- **PROVIDED RECORDS**:
** Begin **
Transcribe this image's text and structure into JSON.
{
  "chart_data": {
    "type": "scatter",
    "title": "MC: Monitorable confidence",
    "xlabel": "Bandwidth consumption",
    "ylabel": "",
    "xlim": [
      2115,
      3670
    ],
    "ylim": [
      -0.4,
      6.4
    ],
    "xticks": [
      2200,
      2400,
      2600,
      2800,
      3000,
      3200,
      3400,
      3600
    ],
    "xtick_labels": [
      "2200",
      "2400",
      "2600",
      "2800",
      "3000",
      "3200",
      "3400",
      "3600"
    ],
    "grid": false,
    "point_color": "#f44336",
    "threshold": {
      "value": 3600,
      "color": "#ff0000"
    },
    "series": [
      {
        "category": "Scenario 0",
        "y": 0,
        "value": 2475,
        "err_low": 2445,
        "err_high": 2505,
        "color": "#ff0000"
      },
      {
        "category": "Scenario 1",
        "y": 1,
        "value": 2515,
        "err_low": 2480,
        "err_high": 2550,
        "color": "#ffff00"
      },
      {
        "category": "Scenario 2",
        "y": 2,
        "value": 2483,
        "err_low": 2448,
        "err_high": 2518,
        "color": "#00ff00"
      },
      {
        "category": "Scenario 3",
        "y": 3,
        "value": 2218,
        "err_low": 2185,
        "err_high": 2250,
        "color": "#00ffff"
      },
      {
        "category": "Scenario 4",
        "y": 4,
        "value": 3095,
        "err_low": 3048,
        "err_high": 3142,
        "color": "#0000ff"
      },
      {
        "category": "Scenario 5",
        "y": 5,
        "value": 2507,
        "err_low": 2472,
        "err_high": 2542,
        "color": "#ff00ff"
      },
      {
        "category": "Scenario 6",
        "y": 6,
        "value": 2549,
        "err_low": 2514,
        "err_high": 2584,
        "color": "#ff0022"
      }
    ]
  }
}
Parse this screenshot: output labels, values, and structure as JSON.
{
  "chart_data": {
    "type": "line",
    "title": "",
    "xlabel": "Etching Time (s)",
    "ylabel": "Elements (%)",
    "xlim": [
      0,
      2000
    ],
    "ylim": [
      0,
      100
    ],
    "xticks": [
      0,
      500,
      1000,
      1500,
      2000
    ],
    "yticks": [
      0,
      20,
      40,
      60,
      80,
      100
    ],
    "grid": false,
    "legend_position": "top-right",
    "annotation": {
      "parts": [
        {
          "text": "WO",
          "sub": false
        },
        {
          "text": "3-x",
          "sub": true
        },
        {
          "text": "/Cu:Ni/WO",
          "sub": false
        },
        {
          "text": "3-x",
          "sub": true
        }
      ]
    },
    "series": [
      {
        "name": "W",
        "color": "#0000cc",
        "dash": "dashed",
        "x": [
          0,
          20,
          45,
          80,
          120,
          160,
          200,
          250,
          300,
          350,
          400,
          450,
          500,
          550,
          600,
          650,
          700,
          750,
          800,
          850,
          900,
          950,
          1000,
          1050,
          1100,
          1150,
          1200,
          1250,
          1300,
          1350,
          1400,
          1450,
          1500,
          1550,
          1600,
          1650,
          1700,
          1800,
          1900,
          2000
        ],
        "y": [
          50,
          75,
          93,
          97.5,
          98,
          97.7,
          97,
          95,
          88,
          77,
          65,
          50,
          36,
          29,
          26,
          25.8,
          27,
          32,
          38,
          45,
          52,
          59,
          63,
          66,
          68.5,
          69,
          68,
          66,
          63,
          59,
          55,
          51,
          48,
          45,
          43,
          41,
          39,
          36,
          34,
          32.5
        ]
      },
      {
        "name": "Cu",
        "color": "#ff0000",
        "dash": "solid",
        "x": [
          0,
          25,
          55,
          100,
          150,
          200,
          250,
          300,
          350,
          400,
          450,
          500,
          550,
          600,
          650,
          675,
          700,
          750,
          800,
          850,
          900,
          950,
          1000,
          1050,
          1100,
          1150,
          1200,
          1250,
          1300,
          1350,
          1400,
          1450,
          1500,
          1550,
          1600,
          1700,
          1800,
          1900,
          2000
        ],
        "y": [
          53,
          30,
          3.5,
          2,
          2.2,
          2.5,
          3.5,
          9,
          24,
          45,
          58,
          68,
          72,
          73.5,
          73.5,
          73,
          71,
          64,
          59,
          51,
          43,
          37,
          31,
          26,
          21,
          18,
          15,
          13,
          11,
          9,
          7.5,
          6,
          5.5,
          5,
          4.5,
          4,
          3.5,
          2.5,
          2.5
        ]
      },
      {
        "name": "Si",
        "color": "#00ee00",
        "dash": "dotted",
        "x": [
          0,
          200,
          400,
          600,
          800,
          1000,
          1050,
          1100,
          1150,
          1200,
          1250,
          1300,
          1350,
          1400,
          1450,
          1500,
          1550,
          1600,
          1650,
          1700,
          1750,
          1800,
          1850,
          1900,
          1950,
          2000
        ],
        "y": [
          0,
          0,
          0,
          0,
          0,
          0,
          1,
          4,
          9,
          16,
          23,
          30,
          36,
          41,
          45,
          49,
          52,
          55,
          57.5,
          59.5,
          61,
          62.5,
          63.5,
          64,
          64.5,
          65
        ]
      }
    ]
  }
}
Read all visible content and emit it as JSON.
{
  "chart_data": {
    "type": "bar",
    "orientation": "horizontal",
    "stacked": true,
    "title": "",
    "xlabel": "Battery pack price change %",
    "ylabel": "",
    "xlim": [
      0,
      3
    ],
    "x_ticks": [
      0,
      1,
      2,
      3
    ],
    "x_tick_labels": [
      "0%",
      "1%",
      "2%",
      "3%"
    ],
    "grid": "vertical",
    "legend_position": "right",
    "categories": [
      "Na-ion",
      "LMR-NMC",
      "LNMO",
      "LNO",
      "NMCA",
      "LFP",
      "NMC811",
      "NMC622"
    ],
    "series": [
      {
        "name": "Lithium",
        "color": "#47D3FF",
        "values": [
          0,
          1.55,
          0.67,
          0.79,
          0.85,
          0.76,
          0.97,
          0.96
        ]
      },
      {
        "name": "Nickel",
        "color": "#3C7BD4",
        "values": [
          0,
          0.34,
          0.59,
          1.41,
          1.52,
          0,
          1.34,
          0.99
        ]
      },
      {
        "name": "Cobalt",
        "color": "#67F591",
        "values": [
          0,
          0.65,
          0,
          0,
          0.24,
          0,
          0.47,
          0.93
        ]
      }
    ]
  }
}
** End **
- **GOAL OF THE EXERCISE**: Go back to the listing above and please repeat it exactly.

- **RIGHT ANSWER**:
Transcribe this image's text and structure into JSON.
{
  "chart_data": {
    "type": "scatter",
    "title": "MC: Monitorable confidence",
    "xlabel": "Bandwidth consumption",
    "ylabel": "",
    "xlim": [
      2115,
      3670
    ],
    "ylim": [
      -0.4,
      6.4
    ],
    "xticks": [
      2200,
      2400,
      2600,
      2800,
      3000,
      3200,
      3400,
      3600
    ],
    "xtick_labels": [
      "2200",
      "2400",
      "2600",
      "2800",
      "3000",
      "3200",
      "3400",
      "3600"
    ],
    "grid": false,
    "point_color": "#f44336",
    "threshold": {
      "value": 3600,
      "color": "#ff0000"
    },
    "series": [
      {
        "category": "Scenario 0",
        "y": 0,
        "value": 2475,
        "err_low": 2445,
        "err_high": 2505,
        "color": "#ff0000"
      },
      {
        "category": "Scenario 1",
        "y": 1,
        "value": 2515,
        "err_low": 2480,
        "err_high": 2550,
        "color": "#ffff00"
      },
      {
        "category": "Scenario 2",
        "y": 2,
        "value": 2483,
        "err_low": 2448,
        "err_high": 2518,
        "color": "#00ff00"
      },
      {
        "category": "Scenario 3",
        "y": 3,
        "value": 2218,
        "err_low": 2185,
        "err_high": 2250,
        "color": "#00ffff"
      },
      {
        "category": "Scenario 4",
        "y": 4,
        "value": 3095,
        "err_low": 3048,
        "err_high": 3142,
        "color": "#0000ff"
      },
      {
        "category": "Scenario 5",
        "y": 5,
        "value": 2507,
        "err_low": 2472,
        "err_high": 2542,
        "color": "#ff00ff"
      },
      {
        "category": "Scenario 6",
        "y": 6,
        "value": 2549,
        "err_low": 2514,
        "err_high": 2584,
        "color": "#ff0022"
      }
    ]
  }
}
Parse this screenshot: output labels, values, and structure as JSON.
{
  "chart_data": {
    "type": "line",
    "title": "",
    "xlabel": "Etching Time (s)",
    "ylabel": "Elements (%)",
    "xlim": [
      0,
      2000
    ],
    "ylim": [
      0,
      100
    ],
    "xticks": [
      0,
      500,
      1000,
      1500,
      2000
    ],
    "yticks": [
      0,
      20,
      40,
      60,
      80,
      100
    ],
    "grid": false,
    "legend_position": "top-right",
    "annotation": {
      "parts": [
        {
          "text": "WO",
          "sub": false
        },
        {
          "text": "3-x",
          "sub": true
        },
        {
          "text": "/Cu:Ni/WO",
          "sub": false
        },
        {
          "text": "3-x",
          "sub": true
        }
      ]
    },
    "series": [
      {
        "name": "W",
        "color": "#0000cc",
        "dash": "dashed",
        "x": [
          0,
          20,
          45,
          80,
          120,
          160,
          200,
          250,
          300,
          350,
          400,
          450,
          500,
          550,
          600,
          650,
          700,
          750,
          800,
          850,
          900,
          950,
          1000,
          1050,
          1100,
          1150,
          1200,
          1250,
          1300,
          1350,
          1400,
          1450,
          1500,
          1550,
          1600,
          1650,
          1700,
          1800,
          1900,
          2000
        ],
        "y": [
          50,
          75,
          93,
          97.5,
          98,
          97.7,
          97,
          95,
          88,
          77,
          65,
          50,
          36,
          29,
          26,
          25.8,
          27,
          32,
          38,
          45,
          52,
          59,
          63,
          66,
          68.5,
          69,
          68,
          66,
          63,
          59,
          55,
          51,
          48,
          45,
          43,
          41,
          39,
          36,
          34,
          32.5
        ]
      },
      {
        "name": "Cu",
        "color": "#ff0000",
        "dash": "solid",
        "x": [
          0,
          25,
          55,
          100,
          150,
          200,
          250,
          300,
          350,
          400,
          450,
          500,
          550,
          600,
          650,
          675,
          700,
          750,
          800,
          850,
          900,
          950,
          1000,
          1050,
          1100,
          1150,
          1200,
          1250,
          1300,
          1350,
          1400,
          1450,
          1500,
          1550,
          1600,
          1700,
          1800,
          1900,
          2000
        ],
        "y": [
          53,
          30,
          3.5,
          2,
          2.2,
          2.5,
          3.5,
          9,
          24,
          45,
          58,
          68,
          72,
          73.5,
          73.5,
          73,
          71,
          64,
          59,
          51,
          43,
          37,
          31,
          26,
          21,
          18,
          15,
          13,
          11,
          9,
          7.5,
          6,
          5.5,
          5,
          4.5,
          4,
          3.5,
          2.5,
          2.5
        ]
      },
      {
        "name": "Si",
        "color": "#00ee00",
        "dash": "dotted",
        "x": [
          0,
          200,
          400,
          600,
          800,
          1000,
          1050,
          1100,
          1150,
          1200,
          1250,
          1300,
          1350,
          1400,
          1450,
          1500,
          1550,
          1600,
          1650,
          1700,
          1750,
          1800,
          1850,
          1900,
          1950,
          2000
        ],
        "y": [
          0,
          0,
          0,
          0,
          0,
          0,
          1,
          4,
          9,
          16,
          23,
          30,
          36,
          41,
          45,
          49,
          52,
          55,
          57.5,
          59.5,
          61,
          62.5,
          63.5,
          64,
          64.5,
          65
        ]
      }
    ]
  }
}
Read all visible content and emit it as JSON.
{
  "chart_data": {
    "type": "bar",
    "orientation": "horizontal",
    "stacked": true,
    "title": "",
    "xlabel": "Battery pack price change %",
    "ylabel": "",
    "xlim": [
      0,
      3
    ],
    "x_ticks": [
      0,
      1,
      2,
      3
    ],
    "x_tick_labels": [
      "0%",
      "1%",
      "2%",
      "3%"
    ],
    "grid": "vertical",
    "legend_position": "right",
    "categories": [
      "Na-ion",
      "LMR-NMC",
      "LNMO",
      "LNO",
      "NMCA",
      "LFP",
      "NMC811",
      "NMC622"
    ],
    "series": [
      {
        "name": "Lithium",
        "color": "#47D3FF",
        "values": [
          0,
          1.55,
          0.67,
          0.79,
          0.85,
          0.76,
          0.97,
          0.96
        ]
      },
      {
        "name": "Nickel",
        "color": "#3C7BD4",
        "values": [
          0,
          0.34,
          0.59,
          1.41,
          1.52,
          0,
          1.34,
          0.99
        ]
      },
      {
        "name": "Cobalt",
        "color": "#67F591",
        "values": [
          0,
          0.65,
          0,
          0,
          0.24,
          0,
          0.47,
          0.93
        ]
      }
    ]
  }
}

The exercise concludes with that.